# DIRECTIVE:
Collect the lines of the entries where "Today" shows up.

# RECORDED DATA:
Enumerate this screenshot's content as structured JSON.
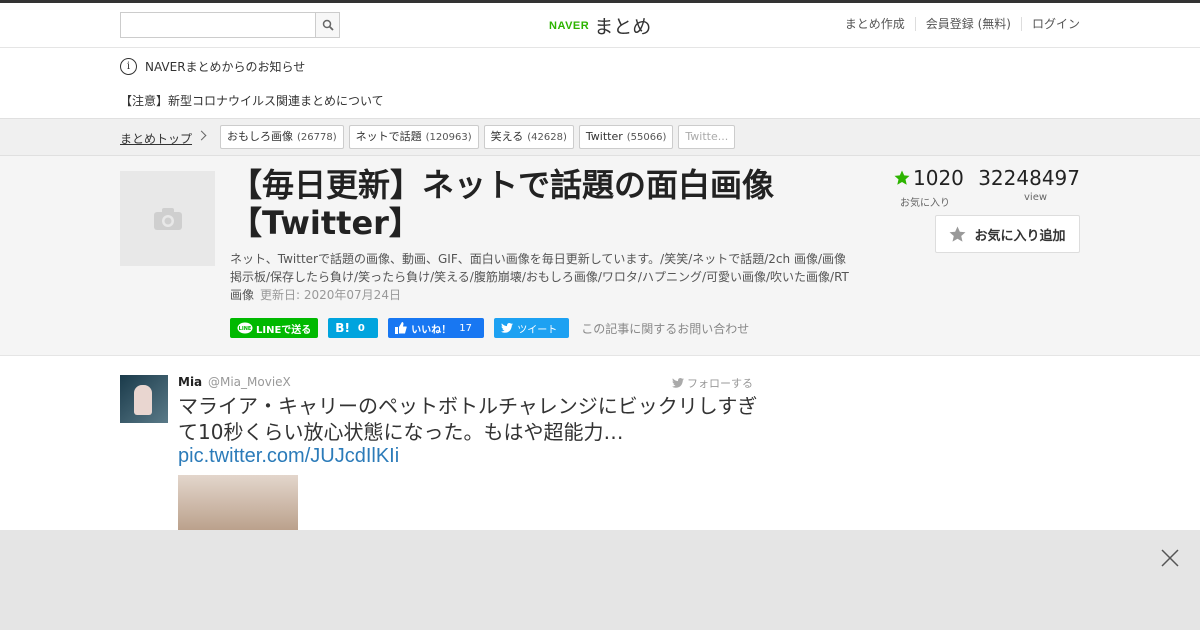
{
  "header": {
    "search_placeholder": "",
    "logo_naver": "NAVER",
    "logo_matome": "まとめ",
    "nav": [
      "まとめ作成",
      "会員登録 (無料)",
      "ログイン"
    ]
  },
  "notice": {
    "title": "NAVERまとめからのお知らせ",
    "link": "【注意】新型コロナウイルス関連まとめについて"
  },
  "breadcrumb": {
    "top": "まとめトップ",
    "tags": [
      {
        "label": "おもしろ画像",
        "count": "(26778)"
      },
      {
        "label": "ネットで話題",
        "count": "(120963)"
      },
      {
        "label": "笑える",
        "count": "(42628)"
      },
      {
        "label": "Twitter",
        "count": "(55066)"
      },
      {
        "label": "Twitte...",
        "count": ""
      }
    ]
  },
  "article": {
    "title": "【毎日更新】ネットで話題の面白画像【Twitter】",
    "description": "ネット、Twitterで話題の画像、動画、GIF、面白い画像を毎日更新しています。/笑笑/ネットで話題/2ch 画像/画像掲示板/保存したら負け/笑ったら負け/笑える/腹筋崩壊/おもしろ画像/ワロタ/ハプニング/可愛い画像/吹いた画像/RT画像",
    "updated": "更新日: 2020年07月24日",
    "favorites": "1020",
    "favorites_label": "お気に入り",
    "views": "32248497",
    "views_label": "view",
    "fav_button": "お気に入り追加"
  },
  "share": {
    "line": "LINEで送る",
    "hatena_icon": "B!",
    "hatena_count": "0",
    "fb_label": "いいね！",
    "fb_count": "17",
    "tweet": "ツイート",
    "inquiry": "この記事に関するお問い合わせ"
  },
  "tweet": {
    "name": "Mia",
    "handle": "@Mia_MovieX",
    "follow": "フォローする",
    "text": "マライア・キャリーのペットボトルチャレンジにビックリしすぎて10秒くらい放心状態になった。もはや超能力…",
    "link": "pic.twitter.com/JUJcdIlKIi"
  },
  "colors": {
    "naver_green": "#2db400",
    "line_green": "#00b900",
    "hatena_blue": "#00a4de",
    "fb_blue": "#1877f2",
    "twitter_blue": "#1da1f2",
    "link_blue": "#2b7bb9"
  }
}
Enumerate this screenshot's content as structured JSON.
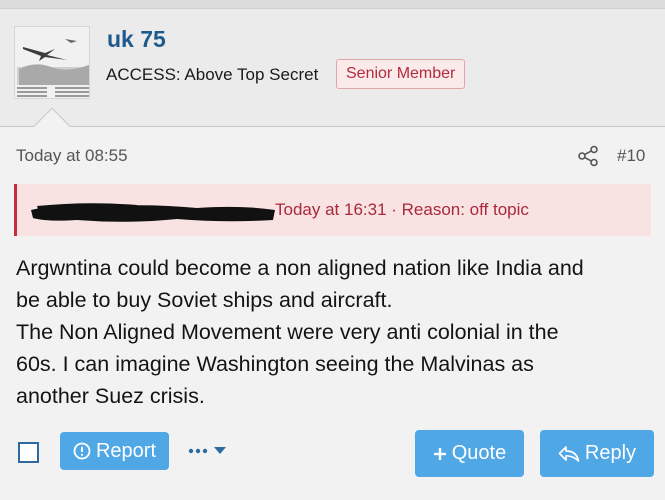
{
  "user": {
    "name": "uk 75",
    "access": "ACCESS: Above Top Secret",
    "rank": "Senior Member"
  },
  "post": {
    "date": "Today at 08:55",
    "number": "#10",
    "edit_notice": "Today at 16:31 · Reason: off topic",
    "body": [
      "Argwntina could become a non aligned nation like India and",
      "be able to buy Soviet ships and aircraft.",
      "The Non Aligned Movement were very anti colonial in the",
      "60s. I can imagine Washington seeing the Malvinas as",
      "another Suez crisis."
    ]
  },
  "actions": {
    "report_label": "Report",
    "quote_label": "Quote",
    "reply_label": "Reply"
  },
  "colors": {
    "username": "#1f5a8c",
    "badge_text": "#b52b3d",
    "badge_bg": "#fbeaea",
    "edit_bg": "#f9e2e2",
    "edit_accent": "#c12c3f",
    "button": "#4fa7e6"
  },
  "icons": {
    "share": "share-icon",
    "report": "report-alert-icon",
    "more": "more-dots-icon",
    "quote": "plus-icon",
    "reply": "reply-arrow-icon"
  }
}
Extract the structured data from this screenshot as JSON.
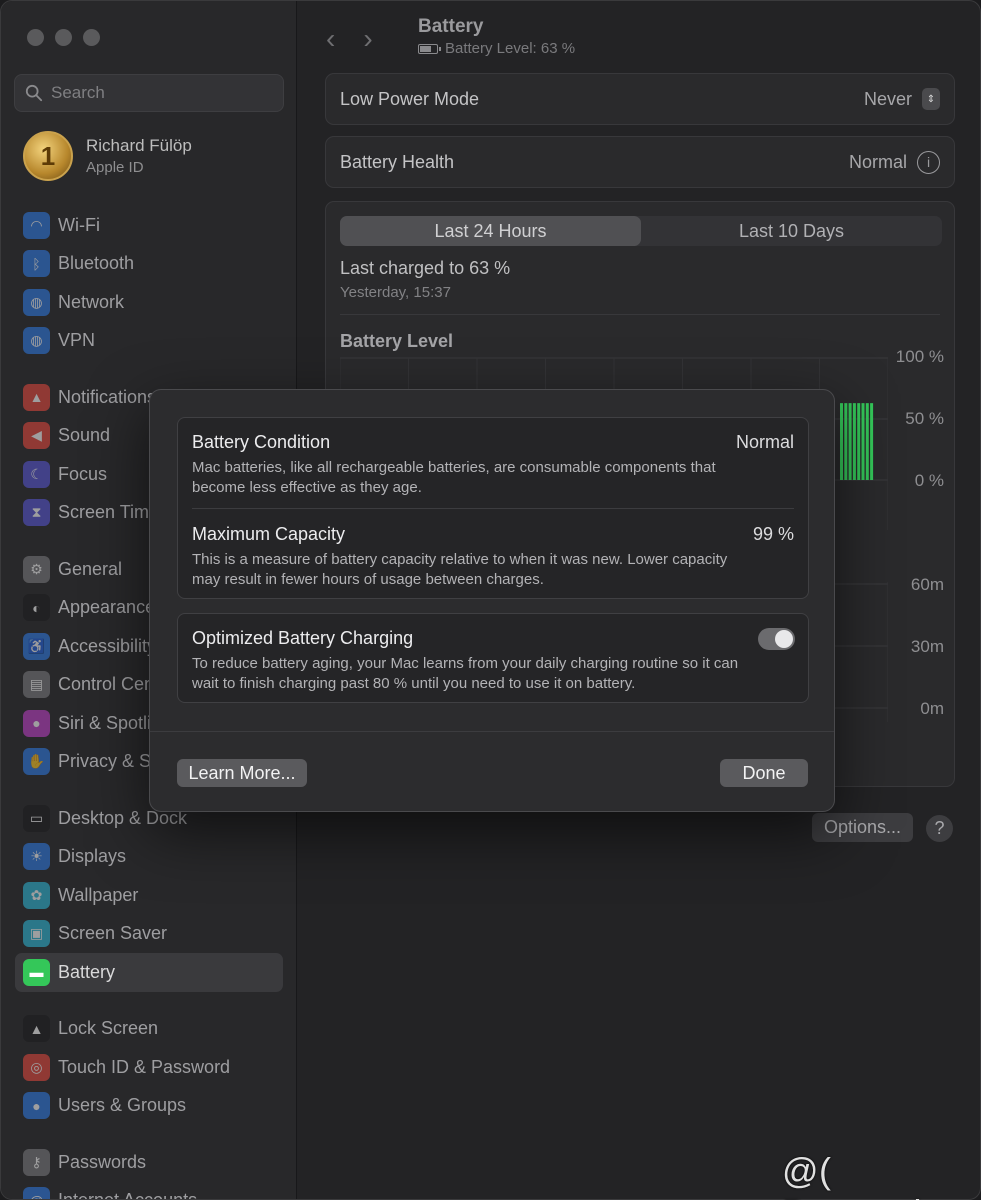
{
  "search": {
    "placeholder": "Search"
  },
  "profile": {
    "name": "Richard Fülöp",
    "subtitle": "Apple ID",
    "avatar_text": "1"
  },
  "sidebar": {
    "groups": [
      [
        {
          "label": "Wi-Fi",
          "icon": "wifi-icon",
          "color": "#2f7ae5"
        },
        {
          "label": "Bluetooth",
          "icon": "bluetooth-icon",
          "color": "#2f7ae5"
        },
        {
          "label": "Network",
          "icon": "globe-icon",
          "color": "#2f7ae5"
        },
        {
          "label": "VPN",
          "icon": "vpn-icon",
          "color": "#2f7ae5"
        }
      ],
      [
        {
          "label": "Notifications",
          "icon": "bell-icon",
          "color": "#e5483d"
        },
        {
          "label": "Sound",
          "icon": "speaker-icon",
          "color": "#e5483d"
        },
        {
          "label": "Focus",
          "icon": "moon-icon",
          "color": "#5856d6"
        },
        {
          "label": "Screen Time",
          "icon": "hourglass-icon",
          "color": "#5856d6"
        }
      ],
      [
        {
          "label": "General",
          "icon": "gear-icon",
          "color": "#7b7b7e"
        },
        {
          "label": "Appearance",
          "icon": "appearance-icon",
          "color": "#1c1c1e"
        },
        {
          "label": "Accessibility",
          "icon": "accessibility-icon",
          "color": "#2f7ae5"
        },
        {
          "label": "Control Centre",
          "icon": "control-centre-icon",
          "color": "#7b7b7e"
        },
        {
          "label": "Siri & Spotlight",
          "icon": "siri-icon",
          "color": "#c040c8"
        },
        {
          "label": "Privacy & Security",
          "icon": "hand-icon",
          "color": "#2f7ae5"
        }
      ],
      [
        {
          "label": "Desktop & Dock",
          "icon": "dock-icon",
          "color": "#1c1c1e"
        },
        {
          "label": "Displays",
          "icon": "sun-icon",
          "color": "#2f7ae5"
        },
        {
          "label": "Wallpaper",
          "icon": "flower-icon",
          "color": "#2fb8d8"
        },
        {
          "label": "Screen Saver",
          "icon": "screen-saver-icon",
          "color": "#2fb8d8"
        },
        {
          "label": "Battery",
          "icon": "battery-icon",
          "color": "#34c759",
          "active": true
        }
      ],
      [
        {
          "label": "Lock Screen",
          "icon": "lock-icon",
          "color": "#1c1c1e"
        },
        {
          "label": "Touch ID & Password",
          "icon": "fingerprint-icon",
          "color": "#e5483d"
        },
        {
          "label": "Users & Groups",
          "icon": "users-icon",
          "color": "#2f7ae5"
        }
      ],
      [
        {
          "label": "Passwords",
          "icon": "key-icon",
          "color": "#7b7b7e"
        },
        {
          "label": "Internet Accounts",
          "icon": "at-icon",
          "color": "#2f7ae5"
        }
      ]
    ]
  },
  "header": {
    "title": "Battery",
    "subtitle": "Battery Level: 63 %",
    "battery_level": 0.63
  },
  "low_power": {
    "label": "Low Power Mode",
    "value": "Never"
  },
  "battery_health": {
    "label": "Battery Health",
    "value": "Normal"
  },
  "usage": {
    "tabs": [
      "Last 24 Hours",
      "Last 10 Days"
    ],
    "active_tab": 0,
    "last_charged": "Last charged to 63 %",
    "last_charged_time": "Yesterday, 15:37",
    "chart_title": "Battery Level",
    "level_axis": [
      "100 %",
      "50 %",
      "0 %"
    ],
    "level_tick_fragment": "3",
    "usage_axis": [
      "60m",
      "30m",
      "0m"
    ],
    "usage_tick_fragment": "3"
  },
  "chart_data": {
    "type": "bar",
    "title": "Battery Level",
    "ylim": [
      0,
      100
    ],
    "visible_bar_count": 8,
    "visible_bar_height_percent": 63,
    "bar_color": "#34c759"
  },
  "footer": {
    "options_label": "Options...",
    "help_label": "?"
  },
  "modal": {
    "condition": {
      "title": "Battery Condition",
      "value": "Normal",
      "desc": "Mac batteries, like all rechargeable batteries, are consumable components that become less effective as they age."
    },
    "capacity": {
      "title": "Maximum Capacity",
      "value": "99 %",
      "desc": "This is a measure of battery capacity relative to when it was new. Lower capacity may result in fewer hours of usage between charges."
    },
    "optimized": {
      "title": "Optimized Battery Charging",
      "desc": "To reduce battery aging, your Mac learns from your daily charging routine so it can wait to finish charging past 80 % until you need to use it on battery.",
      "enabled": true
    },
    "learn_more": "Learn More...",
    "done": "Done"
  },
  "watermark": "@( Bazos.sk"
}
==
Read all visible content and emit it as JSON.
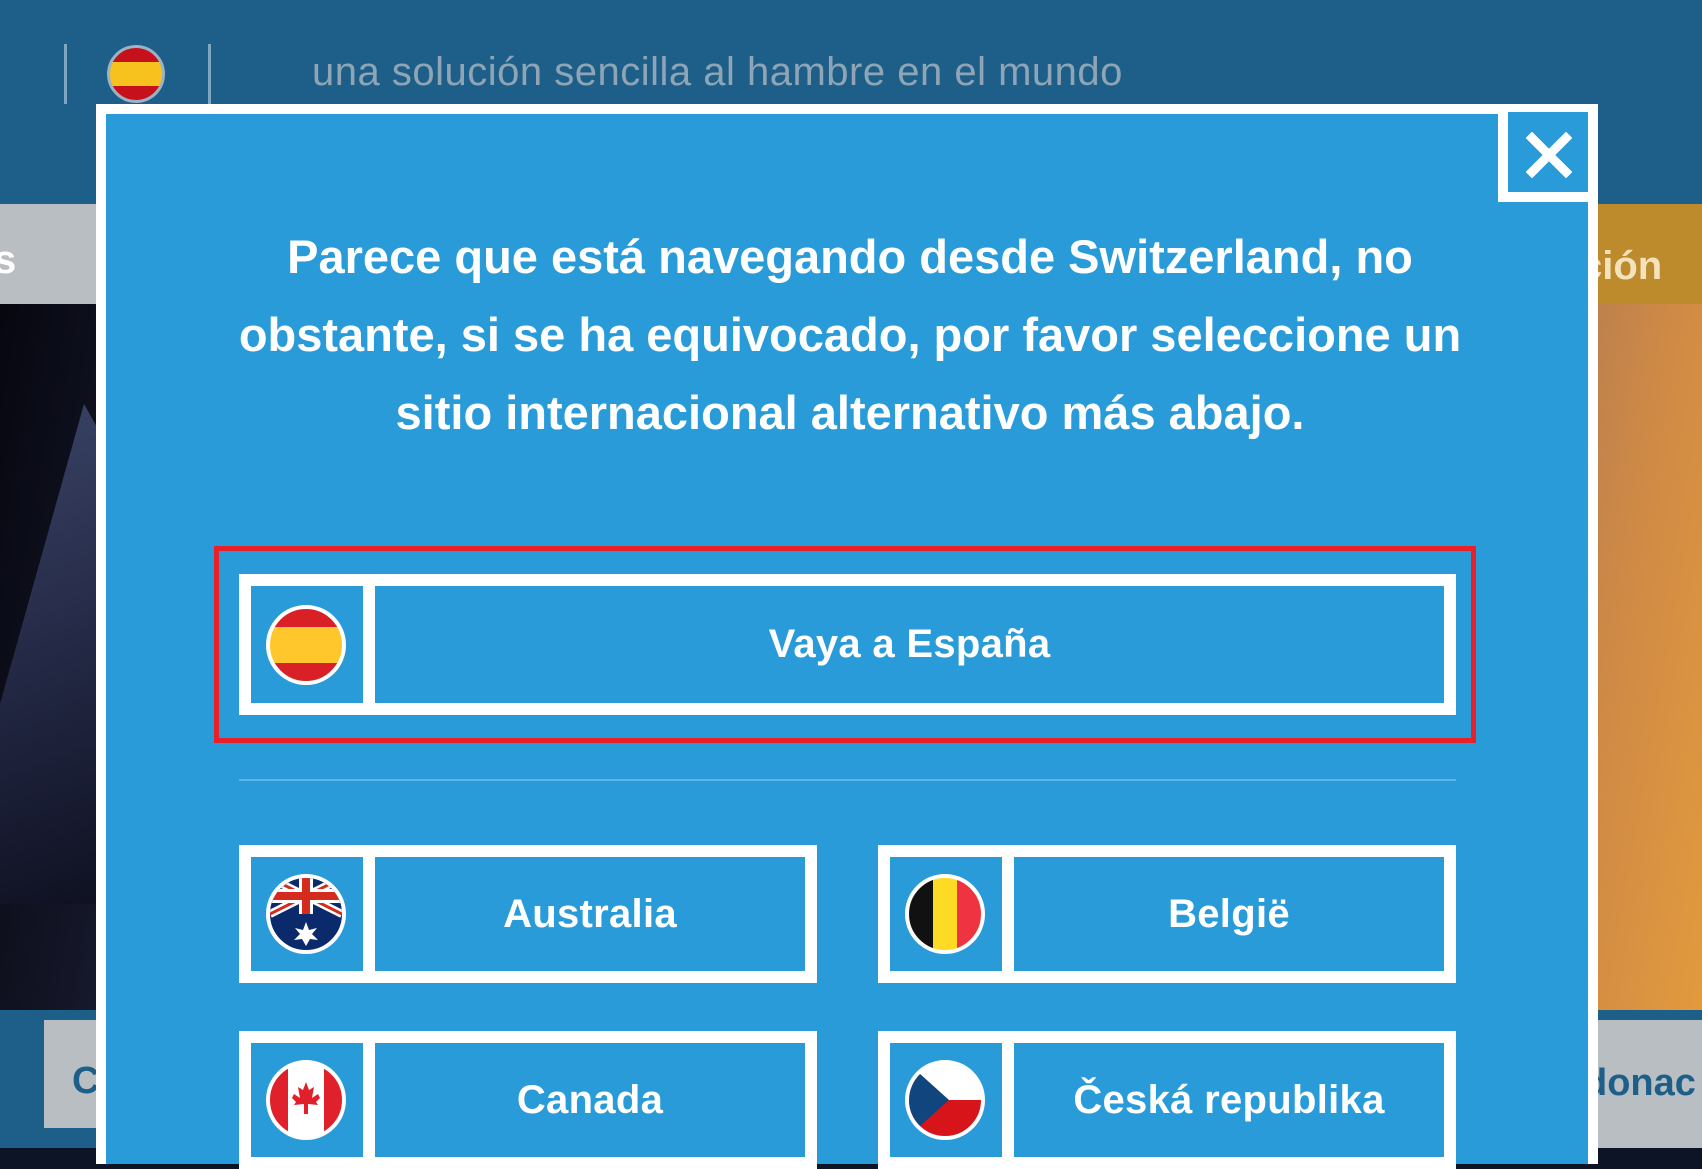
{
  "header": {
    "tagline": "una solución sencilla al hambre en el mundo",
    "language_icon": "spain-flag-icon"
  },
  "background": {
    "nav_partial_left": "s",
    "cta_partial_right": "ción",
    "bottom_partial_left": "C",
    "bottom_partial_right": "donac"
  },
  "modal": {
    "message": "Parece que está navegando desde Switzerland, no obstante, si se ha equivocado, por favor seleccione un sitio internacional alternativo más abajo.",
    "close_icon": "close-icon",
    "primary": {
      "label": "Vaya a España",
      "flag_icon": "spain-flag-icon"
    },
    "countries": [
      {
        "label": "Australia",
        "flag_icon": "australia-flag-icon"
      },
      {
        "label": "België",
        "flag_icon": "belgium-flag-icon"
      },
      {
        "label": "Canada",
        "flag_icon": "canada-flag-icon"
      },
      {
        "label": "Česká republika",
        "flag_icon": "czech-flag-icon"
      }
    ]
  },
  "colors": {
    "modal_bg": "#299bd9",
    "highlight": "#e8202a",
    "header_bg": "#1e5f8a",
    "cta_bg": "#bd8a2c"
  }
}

# EXERCISE OUTPUT:
    "date": "Today at 08:55",
    "edit_notice": "Today at 16:31 · Reason: off topic",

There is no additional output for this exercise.